[Records from a data source]
[BEGIN]

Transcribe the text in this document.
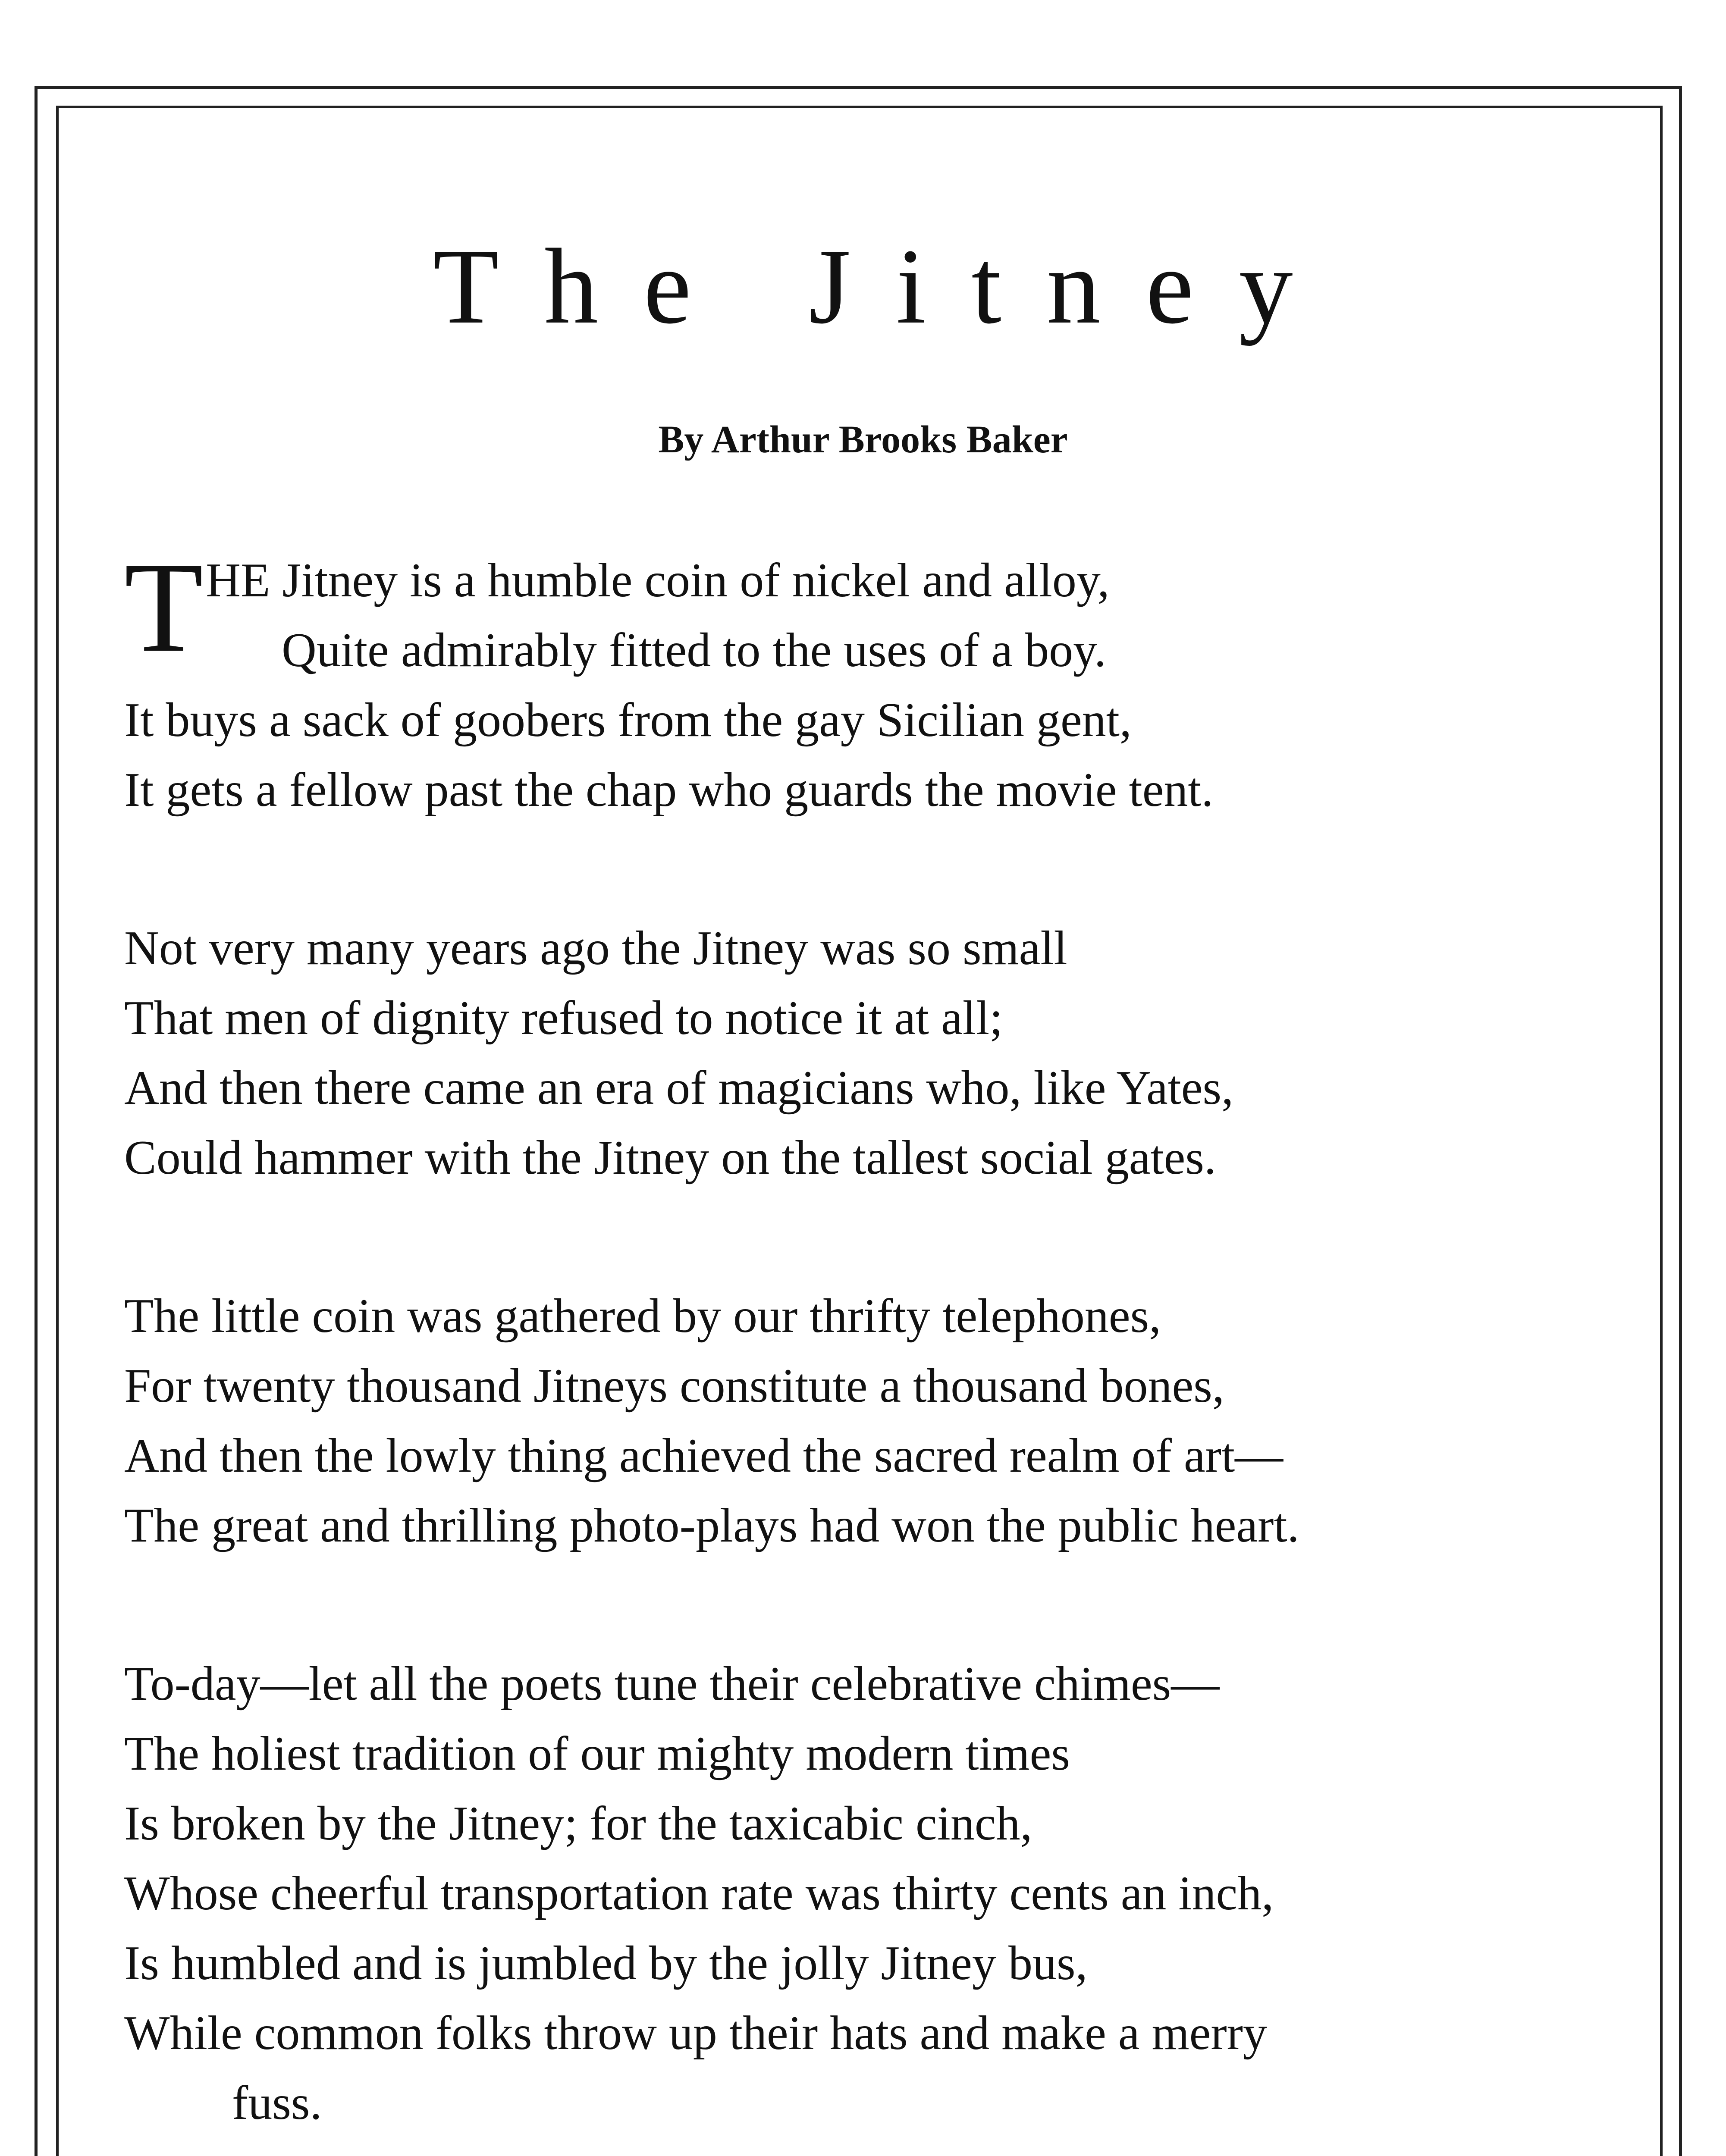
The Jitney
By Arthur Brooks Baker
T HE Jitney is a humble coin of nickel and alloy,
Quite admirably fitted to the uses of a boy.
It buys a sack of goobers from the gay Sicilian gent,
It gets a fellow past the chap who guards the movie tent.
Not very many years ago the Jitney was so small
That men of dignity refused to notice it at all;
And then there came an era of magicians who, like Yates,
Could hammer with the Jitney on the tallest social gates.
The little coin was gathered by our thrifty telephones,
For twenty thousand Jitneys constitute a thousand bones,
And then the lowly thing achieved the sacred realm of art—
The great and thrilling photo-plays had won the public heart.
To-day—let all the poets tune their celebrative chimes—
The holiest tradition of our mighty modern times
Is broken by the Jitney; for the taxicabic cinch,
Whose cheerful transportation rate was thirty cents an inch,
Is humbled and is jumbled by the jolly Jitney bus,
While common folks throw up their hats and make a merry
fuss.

[END]
[BEGIN]

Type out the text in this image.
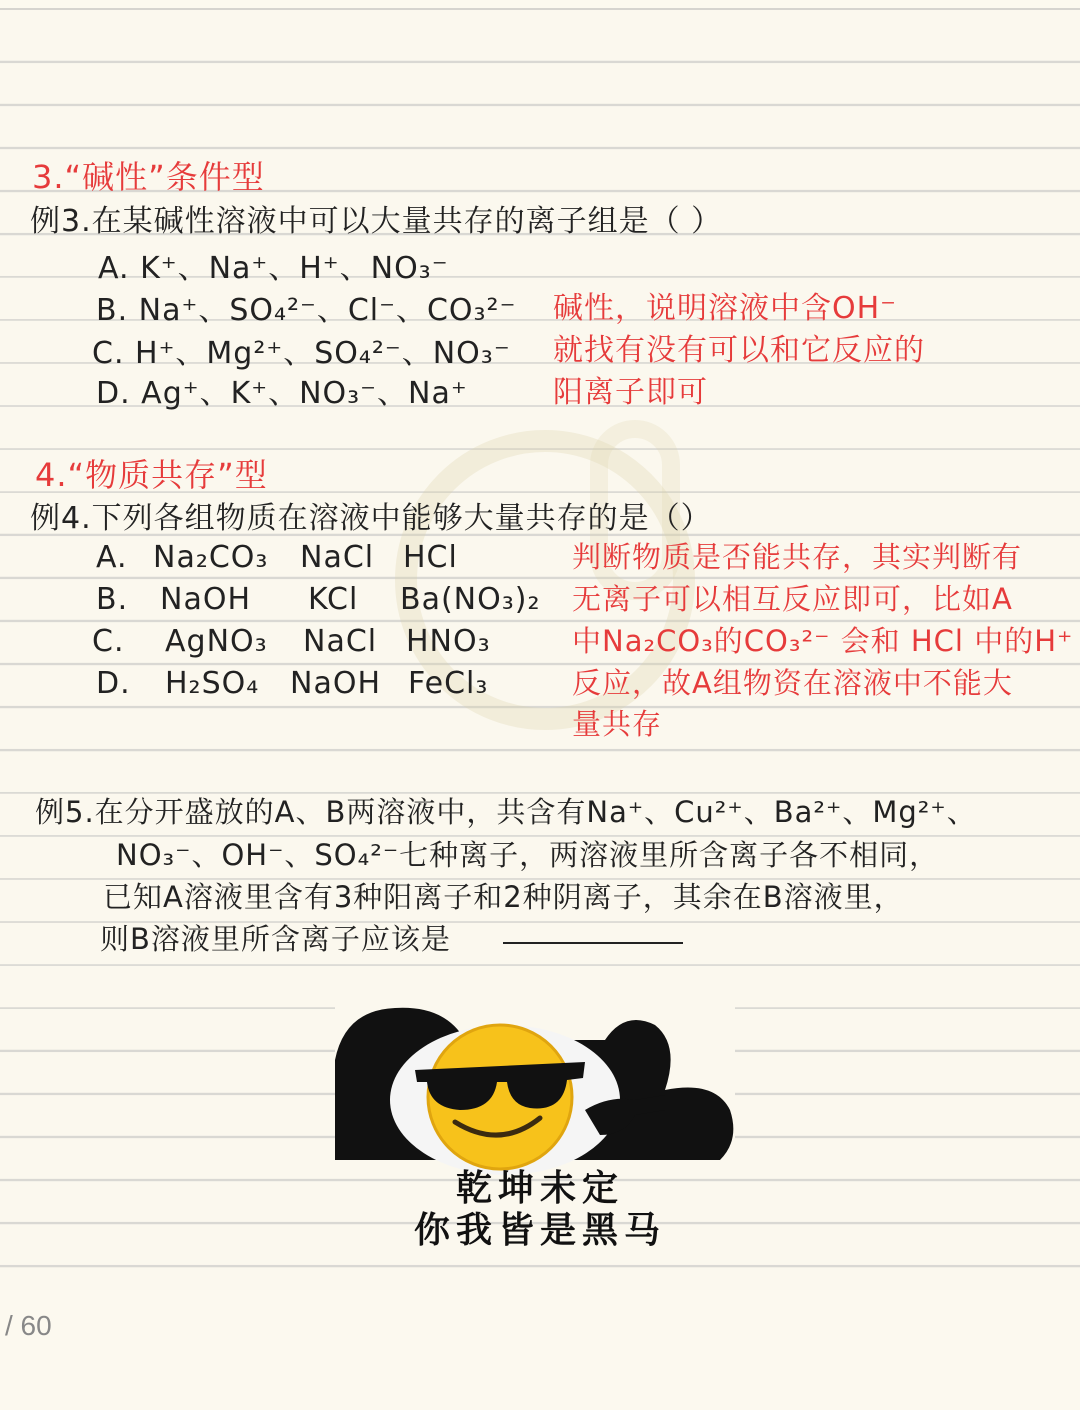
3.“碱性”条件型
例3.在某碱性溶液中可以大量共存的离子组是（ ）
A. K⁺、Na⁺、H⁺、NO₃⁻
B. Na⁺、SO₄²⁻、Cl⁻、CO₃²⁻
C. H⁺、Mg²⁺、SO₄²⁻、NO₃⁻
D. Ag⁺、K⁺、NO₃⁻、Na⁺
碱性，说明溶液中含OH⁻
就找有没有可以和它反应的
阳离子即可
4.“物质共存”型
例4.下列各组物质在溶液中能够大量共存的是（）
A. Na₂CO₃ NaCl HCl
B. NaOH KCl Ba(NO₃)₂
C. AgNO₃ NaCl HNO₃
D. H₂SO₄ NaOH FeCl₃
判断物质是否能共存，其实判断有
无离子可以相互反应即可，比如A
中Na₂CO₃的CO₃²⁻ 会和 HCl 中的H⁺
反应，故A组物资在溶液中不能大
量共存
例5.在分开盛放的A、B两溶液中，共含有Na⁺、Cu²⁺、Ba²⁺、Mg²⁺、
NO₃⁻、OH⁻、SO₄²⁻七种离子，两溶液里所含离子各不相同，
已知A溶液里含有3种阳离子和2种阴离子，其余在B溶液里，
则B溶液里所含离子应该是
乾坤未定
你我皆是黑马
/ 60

[END]

--- GIVEN INSTRUCTION ---
Show the lines that mention the word "this".

--- FULL RESPONSE ---
Transcribe the text in this document.
Type out the text in this image.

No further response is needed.